- [PROBLEM STATEMENT] Copy each line of the data below exactly, leaving out pictures.

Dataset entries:
--*--

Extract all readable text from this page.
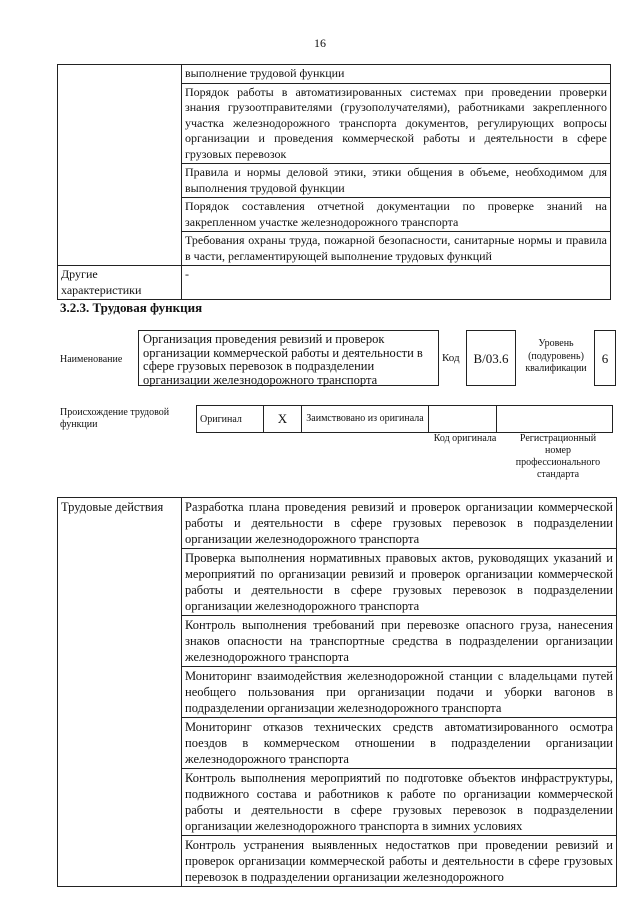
16
	выполнение трудовой функции
	Порядок работы в автоматизированных системах при проведении проверки знания грузоотправителями (грузополучателями), работниками закрепленного участка железнодорожного транспорта документов, регулирующих вопросы организации и проведения коммерческой работы и деятельности в сфере грузовых перевозок
	Правила и нормы деловой этики, этики общения в объеме, необходимом для выполнения трудовой функции
	Порядок составления отчетной документации по проверке знаний на закрепленном участке железнодорожного транспорта
	Требования охраны труда, пожарной безопасности, санитарные нормы и правила в части, регламентирующей выполнение трудовых функций
Другие характеристики	-
3.2.3. Трудовая функция
Наименование
Организация проведения ревизий и проверок организации коммерческой работы и деятельности в сфере грузовых перевозок в подразделении организации железнодорожного транспорта
Код	B/03.6
Уровень (подуровень) квалификации
6
Происхождение трудовой функции	Оригинал	X	Заимствовано из оригинала		
Код оригинала	Регистрационный номер профессионального стандарта
Трудовые действия	Разработка плана проведения ревизий и проверок организации коммерческой работы и деятельности в сфере грузовых перевозок в подразделении организации железнодорожного транспорта
Проверка выполнения нормативных правовых актов, руководящих указаний и мероприятий по организации ревизий и проверок организации коммерческой работы и деятельности в сфере грузовых перевозок в подразделении организации железнодорожного транспорта
Контроль выполнения требований при перевозке опасного груза, нанесения знаков опасности на транспортные средства в подразделении организации железнодорожного транспорта
Мониторинг взаимодействия железнодорожной станции с владельцами путей необщего пользования при организации подачи и уборки вагонов в подразделении организации железнодорожного транспорта
Мониторинг отказов технических средств автоматизированного осмотра поездов в коммерческом отношении в подразделении организации железнодорожного транспорта
Контроль выполнения мероприятий по подготовке объектов инфраструктуры, подвижного состава и работников к работе по организации коммерческой работы и деятельности в сфере грузовых перевозок в подразделении организации железнодорожного транспорта в зимних условиях
Контроль устранения выявленных недостатков при проведении ревизий и проверок организации коммерческой работы и деятельности в сфере грузовых перевозок в подразделении организации железнодорожного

--*--

- [ANSWER TO THE PROBLEM]
Extract all readable text from this page.
16
	выполнение трудовой функции
	Порядок работы в автоматизированных системах при проведении проверки знания грузоотправителями (грузополучателями), работниками закрепленного участка железнодорожного транспорта документов, регулирующих вопросы организации и проведения коммерческой работы и деятельности в сфере грузовых перевозок
	Правила и нормы деловой этики, этики общения в объеме, необходимом для выполнения трудовой функции
	Порядок составления отчетной документации по проверке знаний на закрепленном участке железнодорожного транспорта
	Требования охраны труда, пожарной безопасности, санитарные нормы и правила в части, регламентирующей выполнение трудовых функций
Другие характеристики	-
3.2.3. Трудовая функция
Наименование
Организация проведения ревизий и проверок организации коммерческой работы и деятельности в сфере грузовых перевозок в подразделении организации железнодорожного транспорта
Код	B/03.6
Уровень (подуровень) квалификации
6
Происхождение трудовой функции	Оригинал	X	Заимствовано из оригинала		
Код оригинала	Регистрационный номер профессионального стандарта
Трудовые действия	Разработка плана проведения ревизий и проверок организации коммерческой работы и деятельности в сфере грузовых перевозок в подразделении организации железнодорожного транспорта
Проверка выполнения нормативных правовых актов, руководящих указаний и мероприятий по организации ревизий и проверок организации коммерческой работы и деятельности в сфере грузовых перевозок в подразделении организации железнодорожного транспорта
Контроль выполнения требований при перевозке опасного груза, нанесения знаков опасности на транспортные средства в подразделении организации железнодорожного транспорта
Мониторинг взаимодействия железнодорожной станции с владельцами путей необщего пользования при организации подачи и уборки вагонов в подразделении организации железнодорожного транспорта
Мониторинг отказов технических средств автоматизированного осмотра поездов в коммерческом отношении в подразделении организации железнодорожного транспорта
Контроль выполнения мероприятий по подготовке объектов инфраструктуры, подвижного состава и работников к работе по организации коммерческой работы и деятельности в сфере грузовых перевозок в подразделении организации железнодорожного транспорта в зимних условиях
Контроль устранения выявленных недостатков при проведении ревизий и проверок организации коммерческой работы и деятельности в сфере грузовых перевозок в подразделении организации железнодорожного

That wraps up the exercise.